Stored data
****************

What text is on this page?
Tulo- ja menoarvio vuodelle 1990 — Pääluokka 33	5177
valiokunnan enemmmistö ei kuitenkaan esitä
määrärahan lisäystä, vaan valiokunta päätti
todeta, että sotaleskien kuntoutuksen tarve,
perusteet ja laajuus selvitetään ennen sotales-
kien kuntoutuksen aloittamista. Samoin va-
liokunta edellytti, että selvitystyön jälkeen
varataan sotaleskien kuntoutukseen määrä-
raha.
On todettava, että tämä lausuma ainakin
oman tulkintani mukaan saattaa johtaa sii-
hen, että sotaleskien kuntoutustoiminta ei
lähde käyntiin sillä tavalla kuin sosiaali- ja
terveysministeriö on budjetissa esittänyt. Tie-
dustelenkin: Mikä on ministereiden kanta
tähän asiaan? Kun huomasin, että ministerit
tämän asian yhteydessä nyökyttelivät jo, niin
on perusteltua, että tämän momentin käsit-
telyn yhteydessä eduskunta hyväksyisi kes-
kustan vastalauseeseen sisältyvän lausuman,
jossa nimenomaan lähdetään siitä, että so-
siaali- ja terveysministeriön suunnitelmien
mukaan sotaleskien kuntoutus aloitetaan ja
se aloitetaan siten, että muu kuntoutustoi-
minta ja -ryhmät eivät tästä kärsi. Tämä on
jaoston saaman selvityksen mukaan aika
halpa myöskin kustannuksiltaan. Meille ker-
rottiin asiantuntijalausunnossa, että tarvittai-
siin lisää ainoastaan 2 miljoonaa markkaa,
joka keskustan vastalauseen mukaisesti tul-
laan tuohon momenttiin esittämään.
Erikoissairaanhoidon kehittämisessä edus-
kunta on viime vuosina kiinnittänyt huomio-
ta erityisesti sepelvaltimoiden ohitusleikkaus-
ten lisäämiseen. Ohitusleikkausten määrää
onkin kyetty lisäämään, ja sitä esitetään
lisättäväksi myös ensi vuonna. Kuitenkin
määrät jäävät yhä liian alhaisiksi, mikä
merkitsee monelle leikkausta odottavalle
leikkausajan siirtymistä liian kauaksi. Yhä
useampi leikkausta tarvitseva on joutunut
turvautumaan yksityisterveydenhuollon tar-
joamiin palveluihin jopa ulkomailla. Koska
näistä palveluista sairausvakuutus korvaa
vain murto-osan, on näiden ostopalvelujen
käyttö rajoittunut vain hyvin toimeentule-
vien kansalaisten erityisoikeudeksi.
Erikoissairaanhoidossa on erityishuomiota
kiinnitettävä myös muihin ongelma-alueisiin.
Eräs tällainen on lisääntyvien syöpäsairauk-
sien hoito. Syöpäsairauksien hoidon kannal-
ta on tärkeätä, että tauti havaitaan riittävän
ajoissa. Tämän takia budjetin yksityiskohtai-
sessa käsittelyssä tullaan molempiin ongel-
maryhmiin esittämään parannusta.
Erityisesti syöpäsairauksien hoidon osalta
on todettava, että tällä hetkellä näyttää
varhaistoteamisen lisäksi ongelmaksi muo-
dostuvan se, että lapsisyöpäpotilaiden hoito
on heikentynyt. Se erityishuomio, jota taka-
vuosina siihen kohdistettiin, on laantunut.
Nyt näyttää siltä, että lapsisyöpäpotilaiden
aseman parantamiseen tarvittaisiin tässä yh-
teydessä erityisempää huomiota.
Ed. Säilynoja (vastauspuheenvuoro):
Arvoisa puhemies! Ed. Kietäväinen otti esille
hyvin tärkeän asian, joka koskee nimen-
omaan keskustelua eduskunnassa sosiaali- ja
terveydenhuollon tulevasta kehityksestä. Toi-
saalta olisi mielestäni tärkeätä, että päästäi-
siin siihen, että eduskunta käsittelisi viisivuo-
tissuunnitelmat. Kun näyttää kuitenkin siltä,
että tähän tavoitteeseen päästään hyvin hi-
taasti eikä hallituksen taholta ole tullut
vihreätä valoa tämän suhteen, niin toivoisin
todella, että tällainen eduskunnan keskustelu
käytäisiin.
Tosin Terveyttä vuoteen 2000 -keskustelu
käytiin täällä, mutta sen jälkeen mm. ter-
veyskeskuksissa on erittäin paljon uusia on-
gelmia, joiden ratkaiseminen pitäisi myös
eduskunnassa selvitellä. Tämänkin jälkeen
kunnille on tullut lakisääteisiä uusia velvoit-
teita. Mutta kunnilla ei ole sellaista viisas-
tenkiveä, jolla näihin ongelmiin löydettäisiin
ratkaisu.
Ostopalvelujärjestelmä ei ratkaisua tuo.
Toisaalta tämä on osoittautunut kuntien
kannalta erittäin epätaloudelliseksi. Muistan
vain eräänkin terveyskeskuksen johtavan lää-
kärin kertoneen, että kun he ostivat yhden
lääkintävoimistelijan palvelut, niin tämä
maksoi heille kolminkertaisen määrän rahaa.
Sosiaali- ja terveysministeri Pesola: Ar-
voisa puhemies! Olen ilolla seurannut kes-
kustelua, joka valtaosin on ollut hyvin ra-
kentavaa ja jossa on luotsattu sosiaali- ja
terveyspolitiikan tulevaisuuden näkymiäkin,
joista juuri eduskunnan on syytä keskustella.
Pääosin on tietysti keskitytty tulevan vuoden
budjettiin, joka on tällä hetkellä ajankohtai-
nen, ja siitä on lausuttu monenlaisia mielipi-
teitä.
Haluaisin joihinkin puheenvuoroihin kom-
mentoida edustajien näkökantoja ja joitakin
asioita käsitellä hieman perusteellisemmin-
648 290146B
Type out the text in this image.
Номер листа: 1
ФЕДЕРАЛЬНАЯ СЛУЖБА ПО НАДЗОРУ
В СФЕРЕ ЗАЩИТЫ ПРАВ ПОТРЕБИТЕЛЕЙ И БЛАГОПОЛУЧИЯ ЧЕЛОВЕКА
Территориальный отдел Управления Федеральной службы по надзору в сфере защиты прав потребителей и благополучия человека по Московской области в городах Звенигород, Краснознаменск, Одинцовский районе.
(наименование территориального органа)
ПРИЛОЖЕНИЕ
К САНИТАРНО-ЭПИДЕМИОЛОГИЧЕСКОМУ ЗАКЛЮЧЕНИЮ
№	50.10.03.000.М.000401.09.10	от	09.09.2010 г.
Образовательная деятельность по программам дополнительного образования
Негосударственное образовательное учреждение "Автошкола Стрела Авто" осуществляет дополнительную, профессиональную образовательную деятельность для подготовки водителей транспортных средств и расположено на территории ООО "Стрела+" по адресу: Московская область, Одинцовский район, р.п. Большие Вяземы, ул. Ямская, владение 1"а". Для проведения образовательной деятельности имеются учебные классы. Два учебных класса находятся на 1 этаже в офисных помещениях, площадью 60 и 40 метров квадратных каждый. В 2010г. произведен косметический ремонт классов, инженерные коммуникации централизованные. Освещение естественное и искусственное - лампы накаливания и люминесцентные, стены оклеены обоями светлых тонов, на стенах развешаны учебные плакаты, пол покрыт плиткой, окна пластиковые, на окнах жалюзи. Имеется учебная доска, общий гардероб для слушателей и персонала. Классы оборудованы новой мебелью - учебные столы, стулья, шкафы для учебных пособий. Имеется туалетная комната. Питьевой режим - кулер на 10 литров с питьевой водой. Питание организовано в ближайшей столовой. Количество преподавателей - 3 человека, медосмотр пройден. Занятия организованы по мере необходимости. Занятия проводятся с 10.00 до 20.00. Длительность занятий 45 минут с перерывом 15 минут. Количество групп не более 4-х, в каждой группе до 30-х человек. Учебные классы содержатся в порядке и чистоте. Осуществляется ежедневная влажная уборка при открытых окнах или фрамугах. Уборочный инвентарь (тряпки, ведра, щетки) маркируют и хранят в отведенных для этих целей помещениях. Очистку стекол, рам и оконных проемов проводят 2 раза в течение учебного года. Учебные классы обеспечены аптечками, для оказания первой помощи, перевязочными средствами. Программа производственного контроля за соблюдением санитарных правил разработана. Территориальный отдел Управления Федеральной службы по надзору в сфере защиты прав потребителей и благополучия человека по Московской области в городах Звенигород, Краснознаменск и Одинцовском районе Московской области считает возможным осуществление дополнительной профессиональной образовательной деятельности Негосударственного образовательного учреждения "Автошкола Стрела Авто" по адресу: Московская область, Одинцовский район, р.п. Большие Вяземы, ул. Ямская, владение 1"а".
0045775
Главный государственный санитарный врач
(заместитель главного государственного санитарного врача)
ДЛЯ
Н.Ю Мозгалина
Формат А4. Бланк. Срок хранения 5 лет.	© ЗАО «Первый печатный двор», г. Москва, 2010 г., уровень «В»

****************

List all lines holding the string "hetkellä".

## ANSWER TO THIS TASK
on todettava, että tällä hetkellä näyttää
budjettiin, joka on tällä hetkellä ajankohtai-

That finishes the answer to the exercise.